• **Challenge 1**: In the records below, copy out every line from the one containing "bar-label: Arts, Entertainment" down to the one containing "x-tick-label: 250 xyxy=(823,745,848,762)", including both of those lines.

• **Excerpted text**:
A collection of the hardest men who've ever played hurling and gaelic football...
Diarmuid O'Sullivan
The kind of full-back a cartoonist could have come up with. An iconic figure and the first name on every list of GAA hard men. We suspect many players, and full-backs, have been bequeathed the nickname 'The Rock' at club level down the years, but at national level, there is only one. Corner forwards just bounced off his shoulders.
The Limerick point is his signature moment, but this incident from the 2003 All-Ireland final is oft overlooked. An idol down in Cork, his face at the end here suggests he looks like the type of man who could have taken on the British Empire single-handedly.
Mick Lyons and most of the Meath 1987-88 team
A byword for hardness, very few teams are as secretly loved as the Meath side of the 1980s. Whenever old time GAA pundits talk about 'manliness' these days, you know they're pining for the square-jawed, ruthless hardness, the uncomplaining machismo of that Meath team.

• **Source data**:

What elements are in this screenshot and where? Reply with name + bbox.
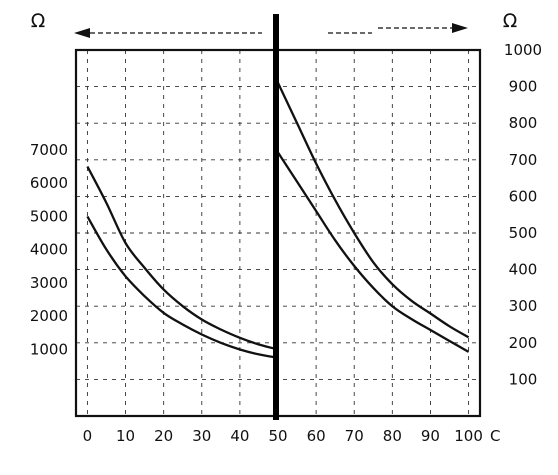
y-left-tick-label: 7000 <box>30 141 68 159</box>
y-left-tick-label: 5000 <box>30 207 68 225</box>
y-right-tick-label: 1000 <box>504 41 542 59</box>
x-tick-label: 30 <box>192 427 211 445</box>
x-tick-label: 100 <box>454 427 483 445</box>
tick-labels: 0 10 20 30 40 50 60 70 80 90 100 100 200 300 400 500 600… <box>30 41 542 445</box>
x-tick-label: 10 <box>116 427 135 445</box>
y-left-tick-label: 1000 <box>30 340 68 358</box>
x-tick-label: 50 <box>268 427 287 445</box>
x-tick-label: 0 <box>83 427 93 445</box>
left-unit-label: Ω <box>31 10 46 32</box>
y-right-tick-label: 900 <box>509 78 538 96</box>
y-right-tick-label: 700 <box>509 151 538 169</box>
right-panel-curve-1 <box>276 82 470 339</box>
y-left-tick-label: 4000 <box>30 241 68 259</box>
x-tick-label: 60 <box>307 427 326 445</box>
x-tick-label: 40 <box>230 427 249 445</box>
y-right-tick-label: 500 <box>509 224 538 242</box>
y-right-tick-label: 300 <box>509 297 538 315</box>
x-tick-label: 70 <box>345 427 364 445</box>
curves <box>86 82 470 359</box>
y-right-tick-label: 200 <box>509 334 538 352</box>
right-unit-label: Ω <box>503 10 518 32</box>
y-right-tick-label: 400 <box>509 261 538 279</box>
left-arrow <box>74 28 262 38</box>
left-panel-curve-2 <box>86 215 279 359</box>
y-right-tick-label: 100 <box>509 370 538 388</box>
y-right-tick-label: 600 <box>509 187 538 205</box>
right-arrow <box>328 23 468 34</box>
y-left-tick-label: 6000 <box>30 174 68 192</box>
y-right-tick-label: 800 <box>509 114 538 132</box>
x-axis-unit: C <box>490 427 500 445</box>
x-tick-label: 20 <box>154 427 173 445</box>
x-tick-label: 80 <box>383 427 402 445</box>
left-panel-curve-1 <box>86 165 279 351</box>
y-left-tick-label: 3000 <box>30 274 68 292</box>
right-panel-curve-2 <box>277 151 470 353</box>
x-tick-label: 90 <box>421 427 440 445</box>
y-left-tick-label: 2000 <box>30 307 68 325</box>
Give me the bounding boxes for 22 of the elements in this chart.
...
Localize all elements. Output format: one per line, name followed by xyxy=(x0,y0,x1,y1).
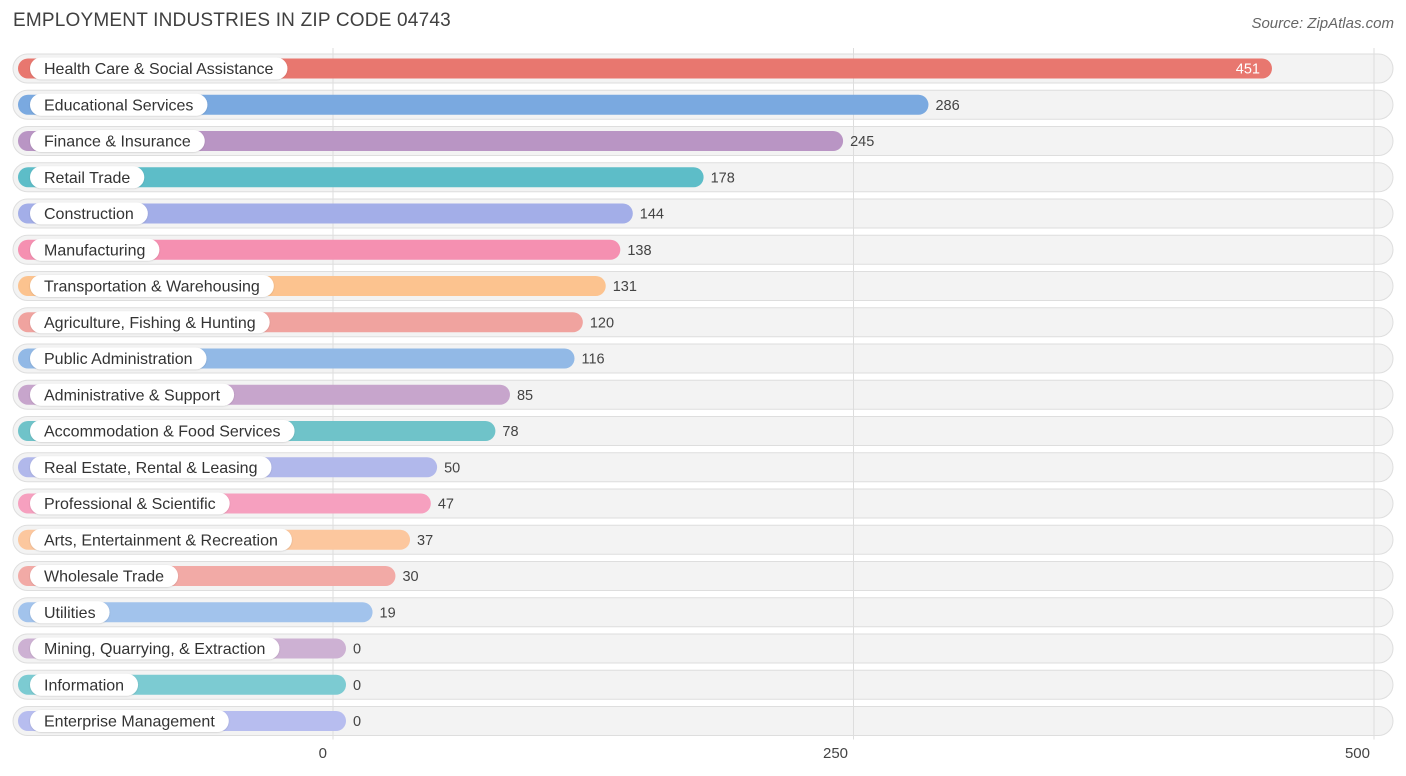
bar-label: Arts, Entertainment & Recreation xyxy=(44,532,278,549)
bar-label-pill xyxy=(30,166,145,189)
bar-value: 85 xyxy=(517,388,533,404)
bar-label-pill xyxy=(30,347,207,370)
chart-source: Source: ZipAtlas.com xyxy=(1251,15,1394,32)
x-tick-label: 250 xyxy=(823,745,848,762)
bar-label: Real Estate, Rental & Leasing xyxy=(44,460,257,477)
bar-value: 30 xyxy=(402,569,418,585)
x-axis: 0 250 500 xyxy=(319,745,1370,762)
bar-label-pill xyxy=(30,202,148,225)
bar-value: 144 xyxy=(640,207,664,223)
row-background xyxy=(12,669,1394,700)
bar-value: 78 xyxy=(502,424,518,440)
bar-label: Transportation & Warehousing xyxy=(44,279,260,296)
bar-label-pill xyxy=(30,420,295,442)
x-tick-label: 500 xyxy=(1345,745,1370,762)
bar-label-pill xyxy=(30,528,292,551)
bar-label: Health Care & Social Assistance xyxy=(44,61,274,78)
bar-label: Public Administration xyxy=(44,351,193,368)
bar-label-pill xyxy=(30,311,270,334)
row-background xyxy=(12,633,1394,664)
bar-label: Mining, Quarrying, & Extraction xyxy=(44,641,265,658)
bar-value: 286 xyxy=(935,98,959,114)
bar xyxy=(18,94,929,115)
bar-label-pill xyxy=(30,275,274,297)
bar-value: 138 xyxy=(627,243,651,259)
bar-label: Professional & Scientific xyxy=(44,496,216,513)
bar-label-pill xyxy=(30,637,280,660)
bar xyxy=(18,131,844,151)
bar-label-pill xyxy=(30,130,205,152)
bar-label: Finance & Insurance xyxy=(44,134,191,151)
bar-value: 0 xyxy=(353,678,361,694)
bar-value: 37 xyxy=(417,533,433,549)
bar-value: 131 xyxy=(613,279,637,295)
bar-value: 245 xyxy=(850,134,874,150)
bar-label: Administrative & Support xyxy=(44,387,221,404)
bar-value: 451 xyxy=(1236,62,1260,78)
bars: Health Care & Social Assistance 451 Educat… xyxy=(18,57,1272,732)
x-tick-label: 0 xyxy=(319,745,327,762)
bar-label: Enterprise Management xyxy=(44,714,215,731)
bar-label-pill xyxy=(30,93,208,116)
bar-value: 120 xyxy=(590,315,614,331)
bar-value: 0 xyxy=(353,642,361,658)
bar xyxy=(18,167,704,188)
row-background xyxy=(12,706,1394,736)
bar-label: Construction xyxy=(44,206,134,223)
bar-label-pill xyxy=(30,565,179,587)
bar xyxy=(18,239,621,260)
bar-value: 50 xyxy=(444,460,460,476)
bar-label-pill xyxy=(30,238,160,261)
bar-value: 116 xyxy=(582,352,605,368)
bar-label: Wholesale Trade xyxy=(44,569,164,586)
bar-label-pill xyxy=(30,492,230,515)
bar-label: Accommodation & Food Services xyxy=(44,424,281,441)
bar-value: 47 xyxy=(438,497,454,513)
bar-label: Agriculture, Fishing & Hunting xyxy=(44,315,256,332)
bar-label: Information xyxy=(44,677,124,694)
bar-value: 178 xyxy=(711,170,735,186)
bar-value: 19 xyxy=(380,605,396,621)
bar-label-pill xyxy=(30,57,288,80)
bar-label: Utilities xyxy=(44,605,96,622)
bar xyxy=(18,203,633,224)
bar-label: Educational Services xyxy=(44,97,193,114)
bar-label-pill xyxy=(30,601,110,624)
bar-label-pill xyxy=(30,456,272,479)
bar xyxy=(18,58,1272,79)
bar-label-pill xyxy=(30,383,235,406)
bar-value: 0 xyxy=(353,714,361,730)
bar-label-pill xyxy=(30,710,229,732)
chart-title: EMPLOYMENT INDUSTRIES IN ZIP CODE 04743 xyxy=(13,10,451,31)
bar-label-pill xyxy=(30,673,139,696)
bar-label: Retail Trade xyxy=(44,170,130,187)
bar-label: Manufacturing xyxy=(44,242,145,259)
* * *
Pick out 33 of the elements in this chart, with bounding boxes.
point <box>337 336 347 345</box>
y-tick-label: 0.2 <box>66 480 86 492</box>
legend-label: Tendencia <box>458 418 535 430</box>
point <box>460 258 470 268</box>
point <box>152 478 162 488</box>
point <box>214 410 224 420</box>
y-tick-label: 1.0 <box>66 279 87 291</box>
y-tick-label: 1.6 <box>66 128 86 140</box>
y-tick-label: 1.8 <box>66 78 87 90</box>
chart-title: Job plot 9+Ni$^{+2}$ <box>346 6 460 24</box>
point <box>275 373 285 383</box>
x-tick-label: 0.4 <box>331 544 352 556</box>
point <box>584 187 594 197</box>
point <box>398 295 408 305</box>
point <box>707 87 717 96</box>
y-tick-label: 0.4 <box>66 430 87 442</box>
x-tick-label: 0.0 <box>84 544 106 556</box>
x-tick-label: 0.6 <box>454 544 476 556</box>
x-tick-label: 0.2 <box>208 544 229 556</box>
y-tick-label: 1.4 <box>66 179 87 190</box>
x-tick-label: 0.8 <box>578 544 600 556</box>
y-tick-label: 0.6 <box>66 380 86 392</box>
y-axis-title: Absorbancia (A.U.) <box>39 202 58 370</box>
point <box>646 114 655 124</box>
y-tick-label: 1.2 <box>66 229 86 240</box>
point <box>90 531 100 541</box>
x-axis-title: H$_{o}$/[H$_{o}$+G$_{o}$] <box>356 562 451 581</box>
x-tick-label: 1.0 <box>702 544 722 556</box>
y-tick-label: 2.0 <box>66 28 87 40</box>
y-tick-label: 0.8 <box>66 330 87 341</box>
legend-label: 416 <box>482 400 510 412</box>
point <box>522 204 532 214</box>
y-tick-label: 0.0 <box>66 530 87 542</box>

• **Challenge 2**: Transcribe the whole text about the hardest men in hurling and gaelic football above, word for word.

• **Problem solution 1**:
bar-label: Arts, Entertainment & Recreation xyxy=(44,532,278,549)
bar-label-pill xyxy=(30,166,145,189)
bar-value: 85 xyxy=(517,388,533,404)
bar-label-pill xyxy=(30,347,207,370)
chart-source: Source: ZipAtlas.com xyxy=(1251,15,1394,32)
x-tick-label: 250 xyxy=(823,745,848,762)

• **Problem solution 2**:
A collection of the hardest men who've ever played hurling and gaelic football...
Diarmuid O'Sullivan
The kind of full-back a cartoonist could have come up with. An iconic figure and the first name on every list of GAA hard men. We suspect many players, and full-backs, have been bequeathed the nickname 'The Rock' at club level down the years, but at national level, there is only one. Corner forwards just bounced off his shoulders.
The Limerick point is his signature moment, but this incident from the 2003 All-Ireland final is oft overlooked. An idol down in Cork, his face at the end here suggests he looks like the type of man who could have taken on the British Empire single-handedly.
Mick Lyons and most of the Meath 1987-88 team
A byword for hardness, very few teams are as secretly loved as the Meath side of the 1980s. Whenever old time GAA pundits talk about 'manliness' these days, you know they're pining for the square-jawed, ruthless hardness, the uncomplaining machismo of that Meath team.